[start]

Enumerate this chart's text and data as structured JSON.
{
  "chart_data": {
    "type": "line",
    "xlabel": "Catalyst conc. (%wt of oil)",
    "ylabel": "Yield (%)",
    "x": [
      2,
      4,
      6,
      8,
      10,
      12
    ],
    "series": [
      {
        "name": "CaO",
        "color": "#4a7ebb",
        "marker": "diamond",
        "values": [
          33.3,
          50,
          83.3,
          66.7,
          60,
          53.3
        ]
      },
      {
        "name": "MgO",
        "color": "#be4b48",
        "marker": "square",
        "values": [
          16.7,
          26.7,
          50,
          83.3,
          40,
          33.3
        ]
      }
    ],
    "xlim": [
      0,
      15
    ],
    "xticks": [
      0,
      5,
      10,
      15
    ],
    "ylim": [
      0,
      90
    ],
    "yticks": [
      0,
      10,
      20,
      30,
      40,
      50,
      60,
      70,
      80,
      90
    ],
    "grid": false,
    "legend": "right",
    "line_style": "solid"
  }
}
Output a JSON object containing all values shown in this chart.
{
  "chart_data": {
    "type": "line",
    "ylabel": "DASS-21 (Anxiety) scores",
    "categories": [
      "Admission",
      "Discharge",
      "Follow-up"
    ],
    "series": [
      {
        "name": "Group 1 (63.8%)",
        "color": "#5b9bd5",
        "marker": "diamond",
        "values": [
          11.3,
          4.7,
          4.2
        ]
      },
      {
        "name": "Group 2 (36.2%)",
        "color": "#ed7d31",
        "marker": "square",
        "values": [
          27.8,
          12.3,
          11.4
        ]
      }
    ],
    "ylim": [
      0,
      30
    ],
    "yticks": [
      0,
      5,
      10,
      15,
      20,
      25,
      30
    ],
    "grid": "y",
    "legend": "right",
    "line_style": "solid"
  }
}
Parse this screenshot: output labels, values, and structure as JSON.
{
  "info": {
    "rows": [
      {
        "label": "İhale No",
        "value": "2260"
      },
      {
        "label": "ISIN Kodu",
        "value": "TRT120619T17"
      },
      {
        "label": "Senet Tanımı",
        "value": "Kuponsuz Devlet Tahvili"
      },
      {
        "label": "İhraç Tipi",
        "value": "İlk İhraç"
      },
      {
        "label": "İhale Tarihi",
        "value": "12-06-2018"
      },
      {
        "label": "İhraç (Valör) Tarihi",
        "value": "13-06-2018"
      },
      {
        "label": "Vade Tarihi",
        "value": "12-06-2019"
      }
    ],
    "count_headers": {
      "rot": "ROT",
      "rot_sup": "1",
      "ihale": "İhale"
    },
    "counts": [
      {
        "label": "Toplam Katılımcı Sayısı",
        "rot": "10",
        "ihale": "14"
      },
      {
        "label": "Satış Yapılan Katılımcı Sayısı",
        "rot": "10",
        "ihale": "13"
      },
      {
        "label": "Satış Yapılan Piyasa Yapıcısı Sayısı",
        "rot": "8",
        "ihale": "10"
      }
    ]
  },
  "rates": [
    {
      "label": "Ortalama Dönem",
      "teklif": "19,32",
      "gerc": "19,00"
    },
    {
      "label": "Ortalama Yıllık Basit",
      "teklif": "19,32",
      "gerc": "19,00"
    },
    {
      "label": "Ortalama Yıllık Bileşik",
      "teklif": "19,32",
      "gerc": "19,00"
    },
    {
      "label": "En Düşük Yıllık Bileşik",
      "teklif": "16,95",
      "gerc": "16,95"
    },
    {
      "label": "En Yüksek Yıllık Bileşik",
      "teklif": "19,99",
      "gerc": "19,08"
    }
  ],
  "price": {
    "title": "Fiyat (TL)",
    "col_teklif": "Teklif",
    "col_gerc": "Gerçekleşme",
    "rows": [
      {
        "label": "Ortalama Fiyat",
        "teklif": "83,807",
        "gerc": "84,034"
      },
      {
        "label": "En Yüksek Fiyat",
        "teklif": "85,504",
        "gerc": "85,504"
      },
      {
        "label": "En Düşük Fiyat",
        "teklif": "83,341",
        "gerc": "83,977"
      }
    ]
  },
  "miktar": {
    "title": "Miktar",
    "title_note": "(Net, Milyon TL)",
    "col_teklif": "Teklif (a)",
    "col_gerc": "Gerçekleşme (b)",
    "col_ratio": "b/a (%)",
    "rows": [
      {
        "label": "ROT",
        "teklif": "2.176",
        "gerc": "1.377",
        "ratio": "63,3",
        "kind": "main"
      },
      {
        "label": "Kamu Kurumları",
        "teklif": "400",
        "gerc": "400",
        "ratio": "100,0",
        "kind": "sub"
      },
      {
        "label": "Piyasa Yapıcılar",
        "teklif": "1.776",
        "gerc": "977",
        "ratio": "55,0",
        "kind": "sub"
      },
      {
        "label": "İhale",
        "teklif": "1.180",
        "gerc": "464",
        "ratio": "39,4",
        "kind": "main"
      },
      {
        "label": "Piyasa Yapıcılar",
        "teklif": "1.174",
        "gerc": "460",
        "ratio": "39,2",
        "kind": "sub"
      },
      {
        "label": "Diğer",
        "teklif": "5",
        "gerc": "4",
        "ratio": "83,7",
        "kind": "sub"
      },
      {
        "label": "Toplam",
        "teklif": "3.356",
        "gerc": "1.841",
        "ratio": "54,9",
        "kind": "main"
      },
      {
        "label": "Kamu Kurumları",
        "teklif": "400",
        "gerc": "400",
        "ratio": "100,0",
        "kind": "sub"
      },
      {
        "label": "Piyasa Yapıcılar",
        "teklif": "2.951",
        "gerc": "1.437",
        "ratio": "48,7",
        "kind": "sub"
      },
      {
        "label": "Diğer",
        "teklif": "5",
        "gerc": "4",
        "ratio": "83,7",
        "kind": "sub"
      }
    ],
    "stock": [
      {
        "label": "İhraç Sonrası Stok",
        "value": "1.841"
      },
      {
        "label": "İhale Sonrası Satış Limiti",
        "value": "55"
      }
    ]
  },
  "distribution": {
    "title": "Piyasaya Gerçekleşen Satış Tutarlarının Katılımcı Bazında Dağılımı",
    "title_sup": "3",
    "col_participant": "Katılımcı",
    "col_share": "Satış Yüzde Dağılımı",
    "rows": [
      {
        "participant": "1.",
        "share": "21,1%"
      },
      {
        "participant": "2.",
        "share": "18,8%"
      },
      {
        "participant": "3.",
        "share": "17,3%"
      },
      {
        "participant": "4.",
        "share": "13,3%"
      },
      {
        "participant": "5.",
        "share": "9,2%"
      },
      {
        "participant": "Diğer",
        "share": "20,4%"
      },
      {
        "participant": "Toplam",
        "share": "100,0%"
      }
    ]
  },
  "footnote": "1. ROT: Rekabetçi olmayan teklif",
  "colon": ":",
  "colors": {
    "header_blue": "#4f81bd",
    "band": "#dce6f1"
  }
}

[end]

Retype every record above exactly as it appears.

_Output below:_
Enumerate this chart's text and data as structured JSON.
{
  "chart_data": {
    "type": "line",
    "xlabel": "Catalyst conc. (%wt of oil)",
    "ylabel": "Yield (%)",
    "x": [
      2,
      4,
      6,
      8,
      10,
      12
    ],
    "series": [
      {
        "name": "CaO",
        "color": "#4a7ebb",
        "marker": "diamond",
        "values": [
          33.3,
          50,
          83.3,
          66.7,
          60,
          53.3
        ]
      },
      {
        "name": "MgO",
        "color": "#be4b48",
        "marker": "square",
        "values": [
          16.7,
          26.7,
          50,
          83.3,
          40,
          33.3
        ]
      }
    ],
    "xlim": [
      0,
      15
    ],
    "xticks": [
      0,
      5,
      10,
      15
    ],
    "ylim": [
      0,
      90
    ],
    "yticks": [
      0,
      10,
      20,
      30,
      40,
      50,
      60,
      70,
      80,
      90
    ],
    "grid": false,
    "legend": "right",
    "line_style": "solid"
  }
}
Output a JSON object containing all values shown in this chart.
{
  "chart_data": {
    "type": "line",
    "ylabel": "DASS-21 (Anxiety) scores",
    "categories": [
      "Admission",
      "Discharge",
      "Follow-up"
    ],
    "series": [
      {
        "name": "Group 1 (63.8%)",
        "color": "#5b9bd5",
        "marker": "diamond",
        "values": [
          11.3,
          4.7,
          4.2
        ]
      },
      {
        "name": "Group 2 (36.2%)",
        "color": "#ed7d31",
        "marker": "square",
        "values": [
          27.8,
          12.3,
          11.4
        ]
      }
    ],
    "ylim": [
      0,
      30
    ],
    "yticks": [
      0,
      5,
      10,
      15,
      20,
      25,
      30
    ],
    "grid": "y",
    "legend": "right",
    "line_style": "solid"
  }
}
Parse this screenshot: output labels, values, and structure as JSON.
{
  "info": {
    "rows": [
      {
        "label": "İhale No",
        "value": "2260"
      },
      {
        "label": "ISIN Kodu",
        "value": "TRT120619T17"
      },
      {
        "label": "Senet Tanımı",
        "value": "Kuponsuz Devlet Tahvili"
      },
      {
        "label": "İhraç Tipi",
        "value": "İlk İhraç"
      },
      {
        "label": "İhale Tarihi",
        "value": "12-06-2018"
      },
      {
        "label": "İhraç (Valör) Tarihi",
        "value": "13-06-2018"
      },
      {
        "label": "Vade Tarihi",
        "value": "12-06-2019"
      }
    ],
    "count_headers": {
      "rot": "ROT",
      "rot_sup": "1",
      "ihale": "İhale"
    },
    "counts": [
      {
        "label": "Toplam Katılımcı Sayısı",
        "rot": "10",
        "ihale": "14"
      },
      {
        "label": "Satış Yapılan Katılımcı Sayısı",
        "rot": "10",
        "ihale": "13"
      },
      {
        "label": "Satış Yapılan Piyasa Yapıcısı Sayısı",
        "rot": "8",
        "ihale": "10"
      }
    ]
  },
  "rates": [
    {
      "label": "Ortalama Dönem",
      "teklif": "19,32",
      "gerc": "19,00"
    },
    {
      "label": "Ortalama Yıllık Basit",
      "teklif": "19,32",
      "gerc": "19,00"
    },
    {
      "label": "Ortalama Yıllık Bileşik",
      "teklif": "19,32",
      "gerc": "19,00"
    },
    {
      "label": "En Düşük Yıllık Bileşik",
      "teklif": "16,95",
      "gerc": "16,95"
    },
    {
      "label": "En Yüksek Yıllık Bileşik",
      "teklif": "19,99",
      "gerc": "19,08"
    }
  ],
  "price": {
    "title": "Fiyat (TL)",
    "col_teklif": "Teklif",
    "col_gerc": "Gerçekleşme",
    "rows": [
      {
        "label": "Ortalama Fiyat",
        "teklif": "83,807",
        "gerc": "84,034"
      },
      {
        "label": "En Yüksek Fiyat",
        "teklif": "85,504",
        "gerc": "85,504"
      },
      {
        "label": "En Düşük Fiyat",
        "teklif": "83,341",
        "gerc": "83,977"
      }
    ]
  },
  "miktar": {
    "title": "Miktar",
    "title_note": "(Net, Milyon TL)",
    "col_teklif": "Teklif (a)",
    "col_gerc": "Gerçekleşme (b)",
    "col_ratio": "b/a (%)",
    "rows": [
      {
        "label": "ROT",
        "teklif": "2.176",
        "gerc": "1.377",
        "ratio": "63,3",
        "kind": "main"
      },
      {
        "label": "Kamu Kurumları",
        "teklif": "400",
        "gerc": "400",
        "ratio": "100,0",
        "kind": "sub"
      },
      {
        "label": "Piyasa Yapıcılar",
        "teklif": "1.776",
        "gerc": "977",
        "ratio": "55,0",
        "kind": "sub"
      },
      {
        "label": "İhale",
        "teklif": "1.180",
        "gerc": "464",
        "ratio": "39,4",
        "kind": "main"
      },
      {
        "label": "Piyasa Yapıcılar",
        "teklif": "1.174",
        "gerc": "460",
        "ratio": "39,2",
        "kind": "sub"
      },
      {
        "label": "Diğer",
        "teklif": "5",
        "gerc": "4",
        "ratio": "83,7",
        "kind": "sub"
      },
      {
        "label": "Toplam",
        "teklif": "3.356",
        "gerc": "1.841",
        "ratio": "54,9",
        "kind": "main"
      },
      {
        "label": "Kamu Kurumları",
        "teklif": "400",
        "gerc": "400",
        "ratio": "100,0",
        "kind": "sub"
      },
      {
        "label": "Piyasa Yapıcılar",
        "teklif": "2.951",
        "gerc": "1.437",
        "ratio": "48,7",
        "kind": "sub"
      },
      {
        "label": "Diğer",
        "teklif": "5",
        "gerc": "4",
        "ratio": "83,7",
        "kind": "sub"
      }
    ],
    "stock": [
      {
        "label": "İhraç Sonrası Stok",
        "value": "1.841"
      },
      {
        "label": "İhale Sonrası Satış Limiti",
        "value": "55"
      }
    ]
  },
  "distribution": {
    "title": "Piyasaya Gerçekleşen Satış Tutarlarının Katılımcı Bazında Dağılımı",
    "title_sup": "3",
    "col_participant": "Katılımcı",
    "col_share": "Satış Yüzde Dağılımı",
    "rows": [
      {
        "participant": "1.",
        "share": "21,1%"
      },
      {
        "participant": "2.",
        "share": "18,8%"
      },
      {
        "participant": "3.",
        "share": "17,3%"
      },
      {
        "participant": "4.",
        "share": "13,3%"
      },
      {
        "participant": "5.",
        "share": "9,2%"
      },
      {
        "participant": "Diğer",
        "share": "20,4%"
      },
      {
        "participant": "Toplam",
        "share": "100,0%"
      }
    ]
  },
  "footnote": "1. ROT: Rekabetçi olmayan teklif",
  "colon": ":",
  "colors": {
    "header_blue": "#4f81bd",
    "band": "#dce6f1"
  }
}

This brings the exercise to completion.